-- BEGIN Supplied records --
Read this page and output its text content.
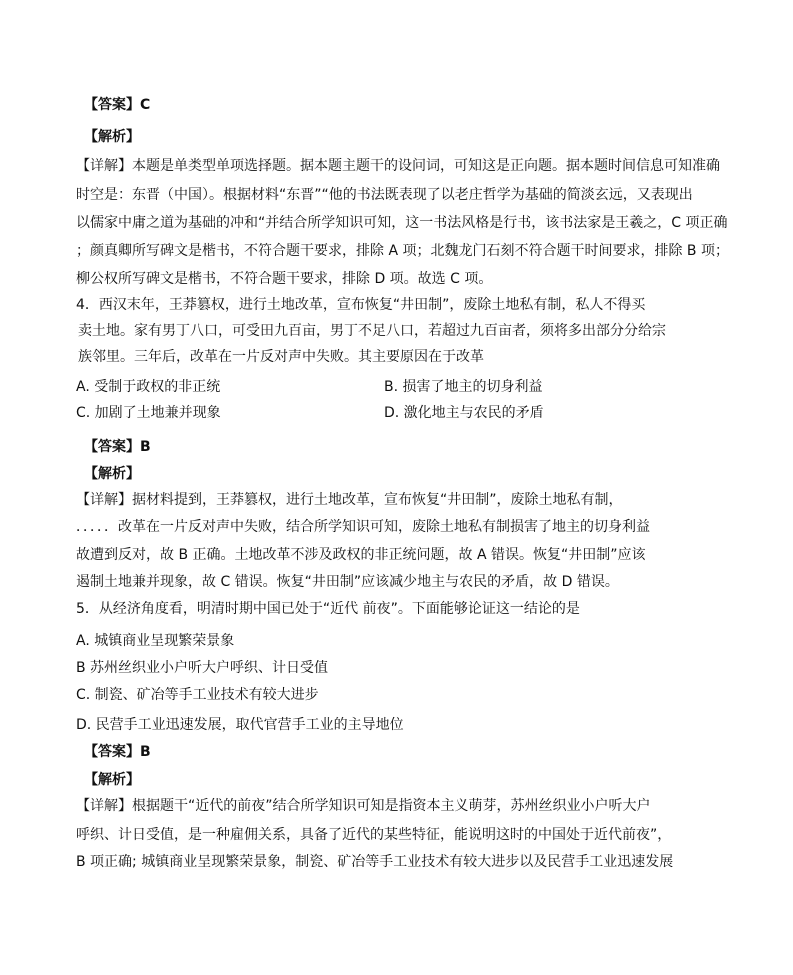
【答案】C
【解析】
【详解】本题是单类型单项选择题。据本题主题干的设问词，可知这是正向题。据本题时间信息可知准确
时空是：东晋（中国）。根据材料“东晋”“他的书法既表现了以老庄哲学为基础的简淡玄远，又表现出
以儒家中庸之道为基础的冲和“并结合所学知识可知，这一书法风格是行书，该书法家是王羲之，C 项正确
；颜真卿所写碑文是楷书，不符合题干要求，排除 A 项；北魏龙门石刻不符合题干时间要求，排除 B 项；
柳公权所写碑文是楷书，不符合题干要求，排除 D 项。故选 C 项。
4．西汉末年，王莽篡权，进行土地改革，宣布恢复“井田制”，废除土地私有制，私人不得买
卖土地。家有男丁八口，可受田九百亩，男丁不足八口，若超过九百亩者，须将多出部分分给宗
族邻里。三年后，改革在一片反对声中失败。其主要原因在于改革
A. 受制于政权的非正统	B. 损害了地主的切身利益
C. 加剧了土地兼并现象	D. 激化地主与农民的矛盾
【答案】B
【解析】
【详解】据材料提到，王莽篡权，进行土地改革，宣布恢复“井田制”，废除土地私有制，
．．．．．改革在一片反对声中失败，结合所学知识可知，废除土地私有制损害了地主的切身利益
故遭到反对，故 B 正确。土地改革不涉及政权的非正统问题，故 A 错误。恢复“井田制”应该
遏制土地兼并现象，故 C 错误。恢复“井田制”应该减少地主与农民的矛盾，故 D 错误。
5．从经济角度看，明清时期中国已处于“近代 前夜”。下面能够论证这一结论的是
A. 城镇商业呈现繁荣景象
B 苏州丝织业小户听大户呼织、计日受值
C. 制瓷、矿冶等手工业技术有较大进步
D. 民营手工业迅速发展，取代官营手工业的主导地位
【答案】B
【解析】
【详解】根据题干“近代的前夜”结合所学知识可知是指资本主义萌芽，苏州丝织业小户听大户
呼织、计日受值，是一种雇佣关系，具备了近代的某些特征，能说明这时的中国处于近代前夜”，
B 项正确; 城镇商业呈现繁荣景象，制瓷、矿冶等手工业技术有较大进步以及民营手工业迅速发展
-- END Supplied records --
--- Exercise ---
Transcribe every entry above exactly. Omit all pictures.

--- Answer ---
Read this page and output its text content.
【答案】C
【解析】
【详解】本题是单类型单项选择题。据本题主题干的设问词，可知这是正向题。据本题时间信息可知准确
时空是：东晋（中国）。根据材料“东晋”“他的书法既表现了以老庄哲学为基础的简淡玄远，又表现出
以儒家中庸之道为基础的冲和“并结合所学知识可知，这一书法风格是行书，该书法家是王羲之，C 项正确
；颜真卿所写碑文是楷书，不符合题干要求，排除 A 项；北魏龙门石刻不符合题干时间要求，排除 B 项；
柳公权所写碑文是楷书，不符合题干要求，排除 D 项。故选 C 项。
4．西汉末年，王莽篡权，进行土地改革，宣布恢复“井田制”，废除土地私有制，私人不得买
卖土地。家有男丁八口，可受田九百亩，男丁不足八口，若超过九百亩者，须将多出部分分给宗
族邻里。三年后，改革在一片反对声中失败。其主要原因在于改革
A. 受制于政权的非正统	B. 损害了地主的切身利益
C. 加剧了土地兼并现象	D. 激化地主与农民的矛盾
【答案】B
【解析】
【详解】据材料提到，王莽篡权，进行土地改革，宣布恢复“井田制”，废除土地私有制，
．．．．．改革在一片反对声中失败，结合所学知识可知，废除土地私有制损害了地主的切身利益
故遭到反对，故 B 正确。土地改革不涉及政权的非正统问题，故 A 错误。恢复“井田制”应该
遏制土地兼并现象，故 C 错误。恢复“井田制”应该减少地主与农民的矛盾，故 D 错误。
5．从经济角度看，明清时期中国已处于“近代 前夜”。下面能够论证这一结论的是
A. 城镇商业呈现繁荣景象
B 苏州丝织业小户听大户呼织、计日受值
C. 制瓷、矿冶等手工业技术有较大进步
D. 民营手工业迅速发展，取代官营手工业的主导地位
【答案】B
【解析】
【详解】根据题干“近代的前夜”结合所学知识可知是指资本主义萌芽，苏州丝织业小户听大户
呼织、计日受值，是一种雇佣关系，具备了近代的某些特征，能说明这时的中国处于近代前夜”，
B 项正确; 城镇商业呈现繁荣景象，制瓷、矿冶等手工业技术有较大进步以及民营手工业迅速发展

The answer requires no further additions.